Problem to solve => Write out the material exactly, with the pictures left out.

============================================================

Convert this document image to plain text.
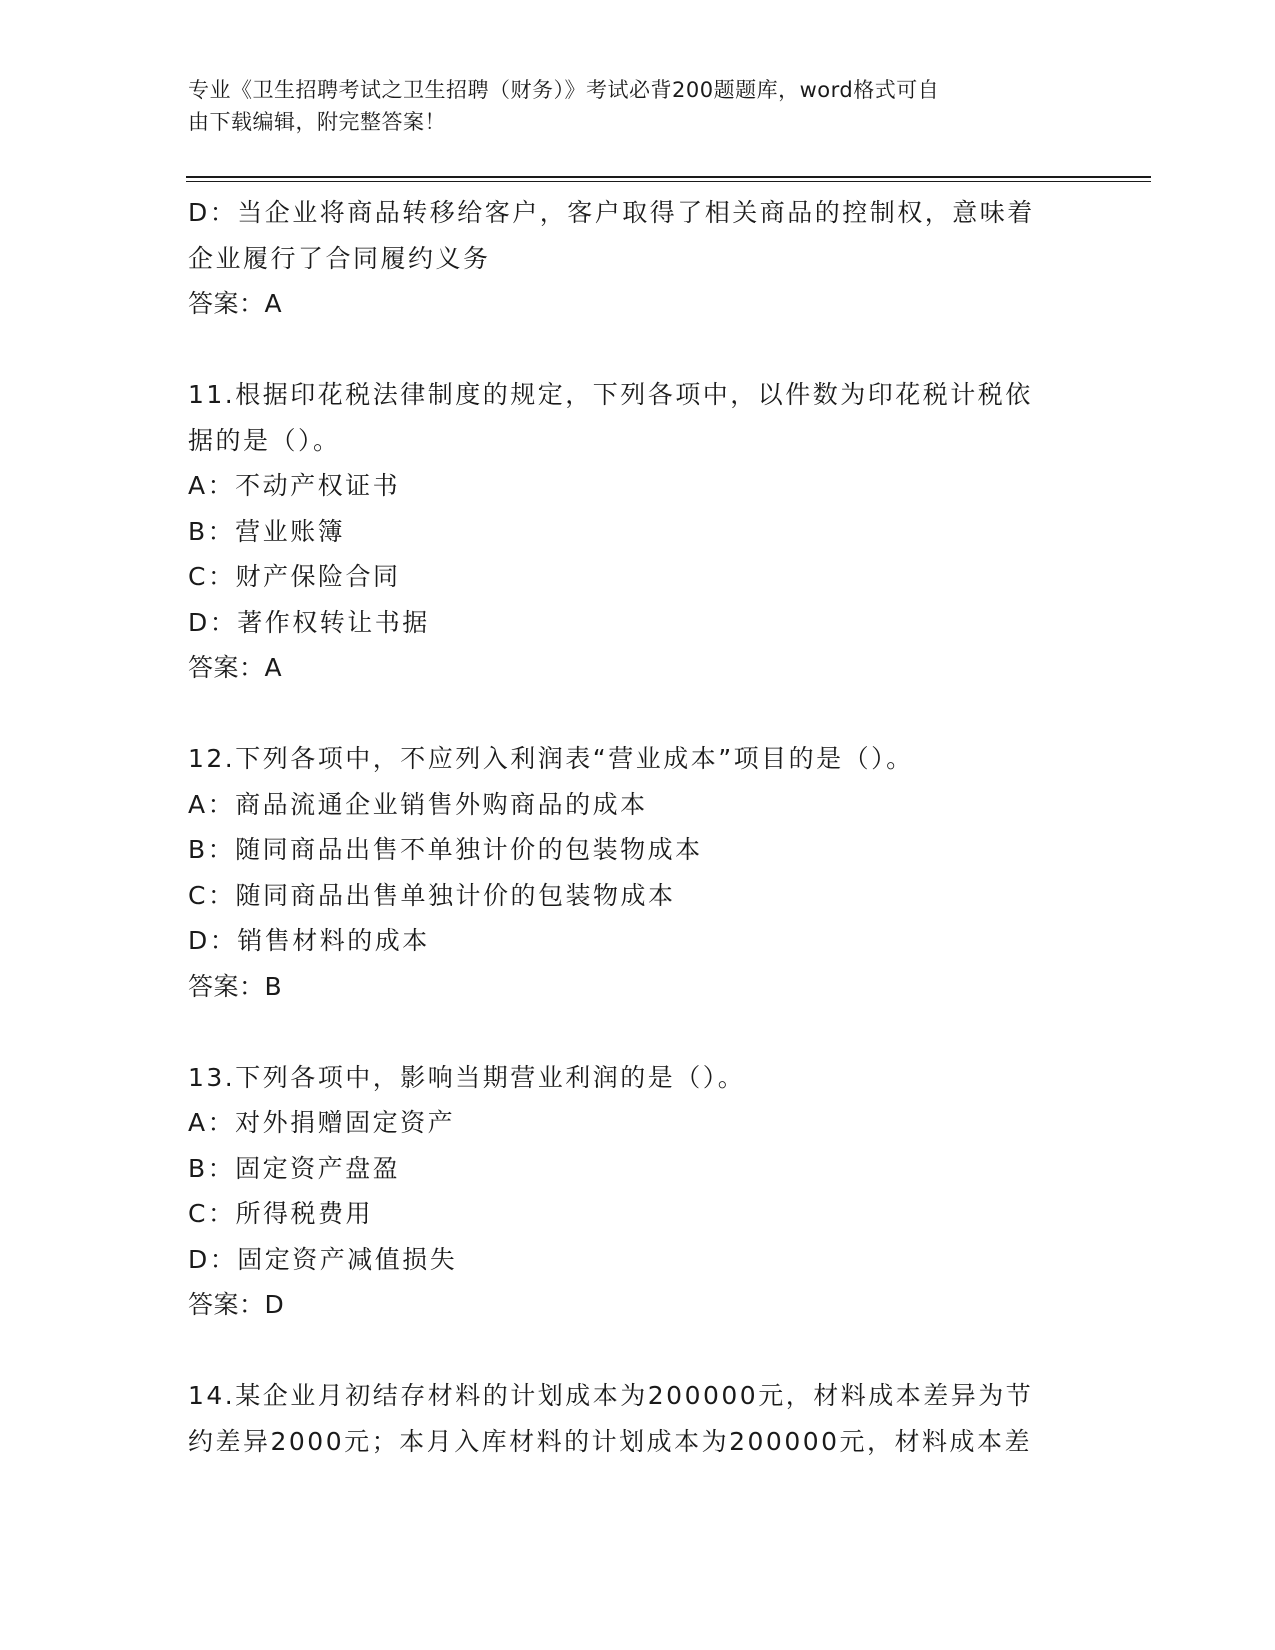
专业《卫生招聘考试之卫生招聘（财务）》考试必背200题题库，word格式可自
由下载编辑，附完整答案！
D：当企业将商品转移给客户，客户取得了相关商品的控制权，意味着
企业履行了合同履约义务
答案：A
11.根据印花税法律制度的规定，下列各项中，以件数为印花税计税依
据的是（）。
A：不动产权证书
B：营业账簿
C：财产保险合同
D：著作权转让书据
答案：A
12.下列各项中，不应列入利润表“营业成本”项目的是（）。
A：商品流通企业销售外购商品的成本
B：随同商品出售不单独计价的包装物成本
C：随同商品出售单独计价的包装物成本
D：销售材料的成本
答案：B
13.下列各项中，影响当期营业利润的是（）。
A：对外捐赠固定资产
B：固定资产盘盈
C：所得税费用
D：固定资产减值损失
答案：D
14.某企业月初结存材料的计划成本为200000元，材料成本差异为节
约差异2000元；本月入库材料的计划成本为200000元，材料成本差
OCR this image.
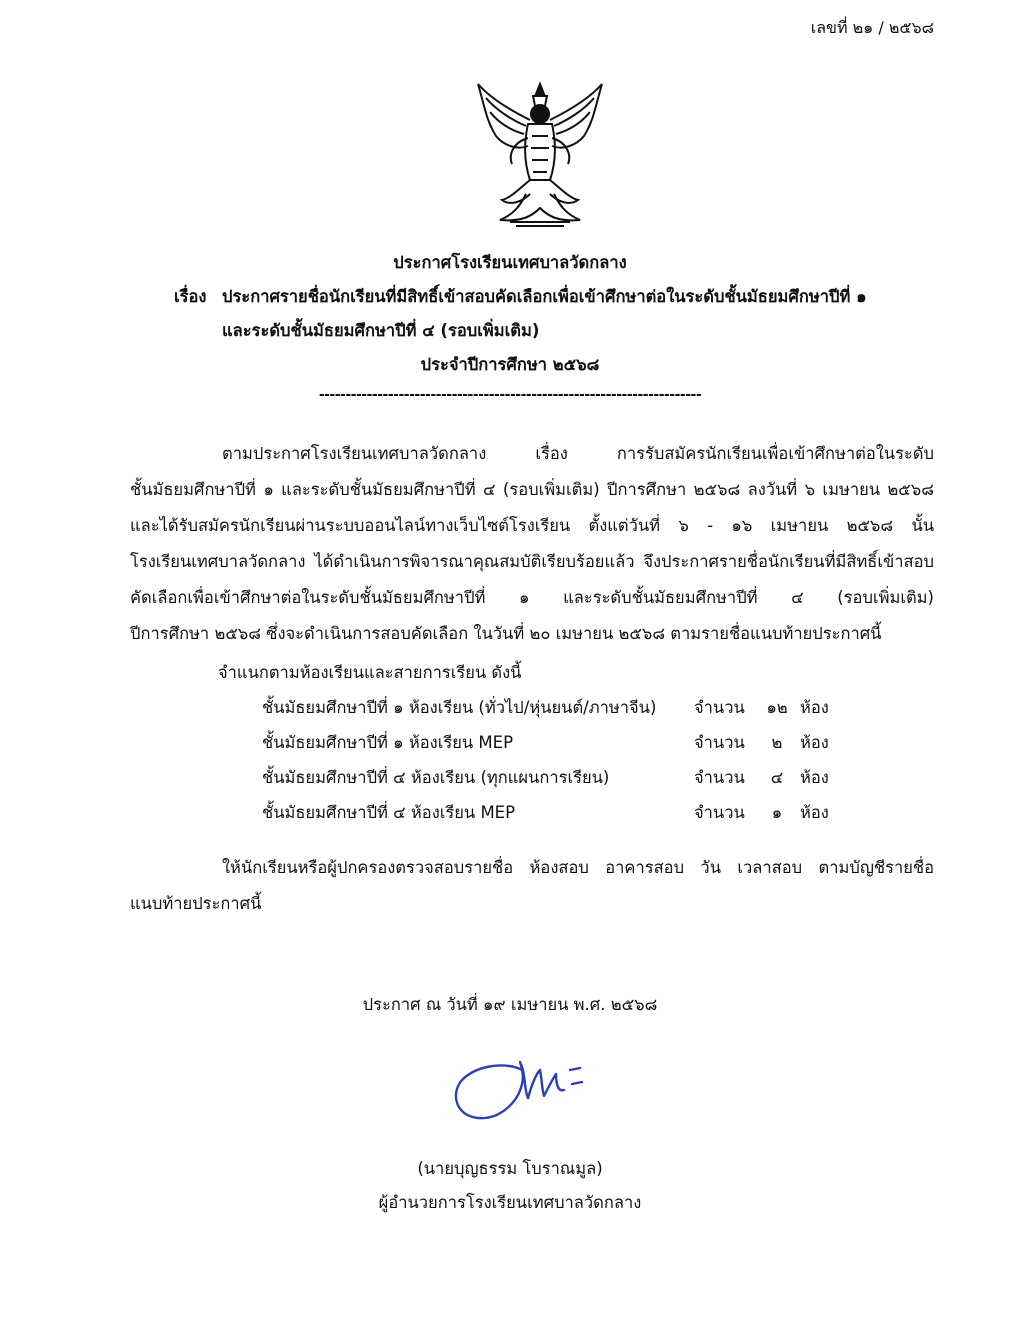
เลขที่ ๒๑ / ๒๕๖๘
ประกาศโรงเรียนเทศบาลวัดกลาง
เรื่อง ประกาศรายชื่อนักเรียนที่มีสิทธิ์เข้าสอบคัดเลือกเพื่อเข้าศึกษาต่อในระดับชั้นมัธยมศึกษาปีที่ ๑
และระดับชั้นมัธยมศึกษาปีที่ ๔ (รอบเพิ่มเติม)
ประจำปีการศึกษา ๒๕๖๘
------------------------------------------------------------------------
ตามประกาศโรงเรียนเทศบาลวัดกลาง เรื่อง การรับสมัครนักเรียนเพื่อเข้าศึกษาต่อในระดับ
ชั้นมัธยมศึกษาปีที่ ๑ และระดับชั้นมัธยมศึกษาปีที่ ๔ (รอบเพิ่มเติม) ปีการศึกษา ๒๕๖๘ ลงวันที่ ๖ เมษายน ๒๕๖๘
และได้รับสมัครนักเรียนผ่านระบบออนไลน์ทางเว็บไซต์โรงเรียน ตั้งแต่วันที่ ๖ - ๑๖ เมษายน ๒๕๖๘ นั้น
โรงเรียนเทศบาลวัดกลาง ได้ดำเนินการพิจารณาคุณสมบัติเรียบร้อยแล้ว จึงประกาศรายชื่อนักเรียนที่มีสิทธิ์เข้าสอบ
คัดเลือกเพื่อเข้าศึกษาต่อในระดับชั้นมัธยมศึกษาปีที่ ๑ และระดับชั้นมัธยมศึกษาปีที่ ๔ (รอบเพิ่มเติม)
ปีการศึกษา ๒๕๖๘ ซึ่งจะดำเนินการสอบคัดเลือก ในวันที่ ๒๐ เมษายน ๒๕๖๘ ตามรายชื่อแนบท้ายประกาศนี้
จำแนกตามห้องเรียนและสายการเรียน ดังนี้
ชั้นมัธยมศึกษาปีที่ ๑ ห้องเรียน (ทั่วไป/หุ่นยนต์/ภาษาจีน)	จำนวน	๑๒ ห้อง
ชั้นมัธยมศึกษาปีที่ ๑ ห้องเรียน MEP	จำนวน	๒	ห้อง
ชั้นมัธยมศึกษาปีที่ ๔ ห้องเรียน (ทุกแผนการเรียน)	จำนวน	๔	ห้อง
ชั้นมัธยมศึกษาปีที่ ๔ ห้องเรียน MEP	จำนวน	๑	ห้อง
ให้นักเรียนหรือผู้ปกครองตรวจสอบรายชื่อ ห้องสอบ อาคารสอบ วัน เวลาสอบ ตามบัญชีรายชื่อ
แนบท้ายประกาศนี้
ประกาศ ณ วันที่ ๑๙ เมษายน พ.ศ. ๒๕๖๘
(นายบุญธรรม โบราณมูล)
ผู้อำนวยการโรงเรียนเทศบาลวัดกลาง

============================================================

Response to this exercise =>
Convert this document image to plain text.
专业《卫生招聘考试之卫生招聘（财务）》考试必背200题题库，word格式可自
由下载编辑，附完整答案！
D：当企业将商品转移给客户，客户取得了相关商品的控制权，意味着
企业履行了合同履约义务
答案：A
11.根据印花税法律制度的规定，下列各项中，以件数为印花税计税依
据的是（）。
A：不动产权证书
B：营业账簿
C：财产保险合同
D：著作权转让书据
答案：A
12.下列各项中，不应列入利润表“营业成本”项目的是（）。
A：商品流通企业销售外购商品的成本
B：随同商品出售不单独计价的包装物成本
C：随同商品出售单独计价的包装物成本
D：销售材料的成本
答案：B
13.下列各项中，影响当期营业利润的是（）。
A：对外捐赠固定资产
B：固定资产盘盈
C：所得税费用
D：固定资产减值损失
答案：D
14.某企业月初结存材料的计划成本为200000元，材料成本差异为节
约差异2000元；本月入库材料的计划成本为200000元，材料成本差
OCR this image.
เลขที่ ๒๑ / ๒๕๖๘
ประกาศโรงเรียนเทศบาลวัดกลาง
เรื่อง ประกาศรายชื่อนักเรียนที่มีสิทธิ์เข้าสอบคัดเลือกเพื่อเข้าศึกษาต่อในระดับชั้นมัธยมศึกษาปีที่ ๑
และระดับชั้นมัธยมศึกษาปีที่ ๔ (รอบเพิ่มเติม)
ประจำปีการศึกษา ๒๕๖๘
------------------------------------------------------------------------
ตามประกาศโรงเรียนเทศบาลวัดกลาง เรื่อง การรับสมัครนักเรียนเพื่อเข้าศึกษาต่อในระดับ
ชั้นมัธยมศึกษาปีที่ ๑ และระดับชั้นมัธยมศึกษาปีที่ ๔ (รอบเพิ่มเติม) ปีการศึกษา ๒๕๖๘ ลงวันที่ ๖ เมษายน ๒๕๖๘
และได้รับสมัครนักเรียนผ่านระบบออนไลน์ทางเว็บไซต์โรงเรียน ตั้งแต่วันที่ ๖ - ๑๖ เมษายน ๒๕๖๘ นั้น
โรงเรียนเทศบาลวัดกลาง ได้ดำเนินการพิจารณาคุณสมบัติเรียบร้อยแล้ว จึงประกาศรายชื่อนักเรียนที่มีสิทธิ์เข้าสอบ
คัดเลือกเพื่อเข้าศึกษาต่อในระดับชั้นมัธยมศึกษาปีที่ ๑ และระดับชั้นมัธยมศึกษาปีที่ ๔ (รอบเพิ่มเติม)
ปีการศึกษา ๒๕๖๘ ซึ่งจะดำเนินการสอบคัดเลือก ในวันที่ ๒๐ เมษายน ๒๕๖๘ ตามรายชื่อแนบท้ายประกาศนี้
จำแนกตามห้องเรียนและสายการเรียน ดังนี้
ชั้นมัธยมศึกษาปีที่ ๑ ห้องเรียน (ทั่วไป/หุ่นยนต์/ภาษาจีน)	จำนวน	๑๒ ห้อง
ชั้นมัธยมศึกษาปีที่ ๑ ห้องเรียน MEP	จำนวน	๒	ห้อง
ชั้นมัธยมศึกษาปีที่ ๔ ห้องเรียน (ทุกแผนการเรียน)	จำนวน	๔	ห้อง
ชั้นมัธยมศึกษาปีที่ ๔ ห้องเรียน MEP	จำนวน	๑	ห้อง
ให้นักเรียนหรือผู้ปกครองตรวจสอบรายชื่อ ห้องสอบ อาคารสอบ วัน เวลาสอบ ตามบัญชีรายชื่อ
แนบท้ายประกาศนี้
ประกาศ ณ วันที่ ๑๙ เมษายน พ.ศ. ๒๕๖๘
(นายบุญธรรม โบราณมูล)
ผู้อำนวยการโรงเรียนเทศบาลวัดกลาง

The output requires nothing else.